[EXERCISE INSTRUCTIONS]
Gather, from the data below, each line in which the word "variance" occurs.

[EXCERPTED RECORDS]
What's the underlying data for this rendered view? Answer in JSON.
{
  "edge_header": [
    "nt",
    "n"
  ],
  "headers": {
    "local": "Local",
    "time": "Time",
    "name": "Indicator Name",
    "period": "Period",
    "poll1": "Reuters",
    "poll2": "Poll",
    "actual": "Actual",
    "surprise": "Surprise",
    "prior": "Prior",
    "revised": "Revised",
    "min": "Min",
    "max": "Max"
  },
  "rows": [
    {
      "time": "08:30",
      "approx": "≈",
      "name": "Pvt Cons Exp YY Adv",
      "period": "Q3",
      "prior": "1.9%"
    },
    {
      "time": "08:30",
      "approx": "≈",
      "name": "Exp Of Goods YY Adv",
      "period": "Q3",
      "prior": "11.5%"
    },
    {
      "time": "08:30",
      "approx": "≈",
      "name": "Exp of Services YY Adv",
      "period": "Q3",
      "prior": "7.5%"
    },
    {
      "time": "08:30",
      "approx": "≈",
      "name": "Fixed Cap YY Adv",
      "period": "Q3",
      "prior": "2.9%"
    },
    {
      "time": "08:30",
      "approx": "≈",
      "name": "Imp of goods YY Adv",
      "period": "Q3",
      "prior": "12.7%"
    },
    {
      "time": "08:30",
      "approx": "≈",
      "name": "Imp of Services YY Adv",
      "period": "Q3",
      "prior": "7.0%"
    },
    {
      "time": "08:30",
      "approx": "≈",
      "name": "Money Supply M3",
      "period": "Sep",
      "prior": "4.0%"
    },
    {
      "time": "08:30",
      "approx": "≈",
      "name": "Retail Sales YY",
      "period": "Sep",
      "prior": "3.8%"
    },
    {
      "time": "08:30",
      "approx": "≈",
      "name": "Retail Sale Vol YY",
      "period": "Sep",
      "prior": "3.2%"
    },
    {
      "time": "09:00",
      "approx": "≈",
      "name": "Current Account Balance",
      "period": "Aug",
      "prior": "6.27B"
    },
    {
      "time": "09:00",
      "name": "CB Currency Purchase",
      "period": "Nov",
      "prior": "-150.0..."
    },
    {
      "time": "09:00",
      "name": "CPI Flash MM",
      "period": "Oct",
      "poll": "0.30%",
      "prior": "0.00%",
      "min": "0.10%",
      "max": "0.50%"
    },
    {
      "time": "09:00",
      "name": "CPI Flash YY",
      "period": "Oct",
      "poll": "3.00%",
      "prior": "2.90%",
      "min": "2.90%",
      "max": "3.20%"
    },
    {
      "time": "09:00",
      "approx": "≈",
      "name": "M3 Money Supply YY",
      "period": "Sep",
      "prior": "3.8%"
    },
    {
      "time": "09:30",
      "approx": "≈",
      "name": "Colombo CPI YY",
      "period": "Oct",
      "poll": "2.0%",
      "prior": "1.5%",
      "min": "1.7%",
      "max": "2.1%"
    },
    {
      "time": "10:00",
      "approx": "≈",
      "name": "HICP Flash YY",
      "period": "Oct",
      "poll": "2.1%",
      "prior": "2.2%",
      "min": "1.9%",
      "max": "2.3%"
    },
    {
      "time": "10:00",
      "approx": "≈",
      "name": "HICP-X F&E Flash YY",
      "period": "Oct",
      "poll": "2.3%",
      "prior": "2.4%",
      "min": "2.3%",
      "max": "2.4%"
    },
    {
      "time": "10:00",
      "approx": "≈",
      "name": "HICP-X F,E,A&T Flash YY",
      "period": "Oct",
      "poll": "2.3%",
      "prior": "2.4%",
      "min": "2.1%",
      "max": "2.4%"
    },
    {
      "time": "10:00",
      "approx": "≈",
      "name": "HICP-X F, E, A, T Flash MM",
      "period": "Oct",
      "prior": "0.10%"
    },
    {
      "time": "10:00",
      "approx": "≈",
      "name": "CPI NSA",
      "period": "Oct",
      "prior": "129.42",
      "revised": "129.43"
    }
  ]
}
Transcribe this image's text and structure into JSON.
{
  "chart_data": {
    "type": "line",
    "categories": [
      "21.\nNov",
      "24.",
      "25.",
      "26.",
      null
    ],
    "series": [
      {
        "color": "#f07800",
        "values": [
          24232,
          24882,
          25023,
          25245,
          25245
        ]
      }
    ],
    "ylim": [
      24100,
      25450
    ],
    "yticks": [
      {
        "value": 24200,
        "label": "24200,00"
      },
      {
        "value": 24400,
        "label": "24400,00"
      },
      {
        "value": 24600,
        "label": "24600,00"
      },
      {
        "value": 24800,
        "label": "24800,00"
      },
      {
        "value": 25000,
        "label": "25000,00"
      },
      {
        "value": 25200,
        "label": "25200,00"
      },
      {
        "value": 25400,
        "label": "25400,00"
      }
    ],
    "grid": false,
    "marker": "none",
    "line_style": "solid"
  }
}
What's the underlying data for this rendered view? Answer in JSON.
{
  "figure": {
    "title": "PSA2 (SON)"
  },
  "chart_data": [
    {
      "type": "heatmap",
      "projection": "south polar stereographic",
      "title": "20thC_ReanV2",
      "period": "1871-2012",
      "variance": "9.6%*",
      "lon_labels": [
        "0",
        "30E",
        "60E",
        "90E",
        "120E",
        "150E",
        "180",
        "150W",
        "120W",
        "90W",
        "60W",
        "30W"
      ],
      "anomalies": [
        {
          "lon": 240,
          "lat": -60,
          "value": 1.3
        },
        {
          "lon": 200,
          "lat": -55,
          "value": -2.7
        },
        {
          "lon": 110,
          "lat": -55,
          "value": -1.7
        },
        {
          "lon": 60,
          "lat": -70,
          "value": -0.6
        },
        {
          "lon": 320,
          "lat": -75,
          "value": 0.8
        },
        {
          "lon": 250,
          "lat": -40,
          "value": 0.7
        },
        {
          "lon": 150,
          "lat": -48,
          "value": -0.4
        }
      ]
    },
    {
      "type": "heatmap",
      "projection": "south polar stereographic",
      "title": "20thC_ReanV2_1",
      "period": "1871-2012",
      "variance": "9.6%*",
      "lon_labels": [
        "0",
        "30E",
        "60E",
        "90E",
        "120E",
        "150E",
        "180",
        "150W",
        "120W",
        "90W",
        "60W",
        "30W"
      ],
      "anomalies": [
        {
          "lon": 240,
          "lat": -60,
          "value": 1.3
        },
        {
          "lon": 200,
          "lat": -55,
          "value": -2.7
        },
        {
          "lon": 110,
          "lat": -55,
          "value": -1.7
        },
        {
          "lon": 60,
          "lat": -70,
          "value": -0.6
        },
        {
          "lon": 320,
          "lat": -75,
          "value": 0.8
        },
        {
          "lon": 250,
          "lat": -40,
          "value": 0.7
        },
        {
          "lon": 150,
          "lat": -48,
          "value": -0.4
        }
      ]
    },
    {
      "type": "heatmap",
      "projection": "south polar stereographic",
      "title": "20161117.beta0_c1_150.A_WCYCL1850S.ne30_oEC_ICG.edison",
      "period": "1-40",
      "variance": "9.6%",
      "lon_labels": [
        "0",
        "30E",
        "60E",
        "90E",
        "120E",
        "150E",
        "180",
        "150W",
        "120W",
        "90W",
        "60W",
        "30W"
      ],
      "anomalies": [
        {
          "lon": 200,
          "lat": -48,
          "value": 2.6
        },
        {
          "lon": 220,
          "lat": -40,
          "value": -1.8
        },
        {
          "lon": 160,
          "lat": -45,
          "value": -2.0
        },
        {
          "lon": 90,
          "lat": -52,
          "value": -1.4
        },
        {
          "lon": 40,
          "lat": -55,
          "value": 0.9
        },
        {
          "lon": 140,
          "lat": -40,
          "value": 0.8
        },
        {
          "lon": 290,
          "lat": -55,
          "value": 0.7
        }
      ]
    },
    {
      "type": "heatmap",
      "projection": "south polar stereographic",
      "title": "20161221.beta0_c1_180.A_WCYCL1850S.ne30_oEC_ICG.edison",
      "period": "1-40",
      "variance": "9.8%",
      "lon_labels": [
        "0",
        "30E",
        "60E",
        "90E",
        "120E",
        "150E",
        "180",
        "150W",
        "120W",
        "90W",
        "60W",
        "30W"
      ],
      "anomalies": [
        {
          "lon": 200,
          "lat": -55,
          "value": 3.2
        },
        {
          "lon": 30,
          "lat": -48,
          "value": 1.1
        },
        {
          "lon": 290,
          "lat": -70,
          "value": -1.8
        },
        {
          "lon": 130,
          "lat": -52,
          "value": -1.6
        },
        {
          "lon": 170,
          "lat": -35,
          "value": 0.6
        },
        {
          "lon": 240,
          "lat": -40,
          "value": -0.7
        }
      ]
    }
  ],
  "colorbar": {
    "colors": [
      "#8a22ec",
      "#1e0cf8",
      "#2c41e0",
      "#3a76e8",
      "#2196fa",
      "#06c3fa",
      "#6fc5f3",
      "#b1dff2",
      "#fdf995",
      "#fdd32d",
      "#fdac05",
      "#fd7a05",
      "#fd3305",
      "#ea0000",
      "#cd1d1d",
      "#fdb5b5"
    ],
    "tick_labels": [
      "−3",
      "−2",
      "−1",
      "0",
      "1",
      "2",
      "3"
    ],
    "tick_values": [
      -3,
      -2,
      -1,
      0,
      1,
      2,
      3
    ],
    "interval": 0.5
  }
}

[TASK RESULT]
      "variance": "9.6%*",
      "variance": "9.6%*",
      "variance": "9.6%",
      "variance": "9.8%",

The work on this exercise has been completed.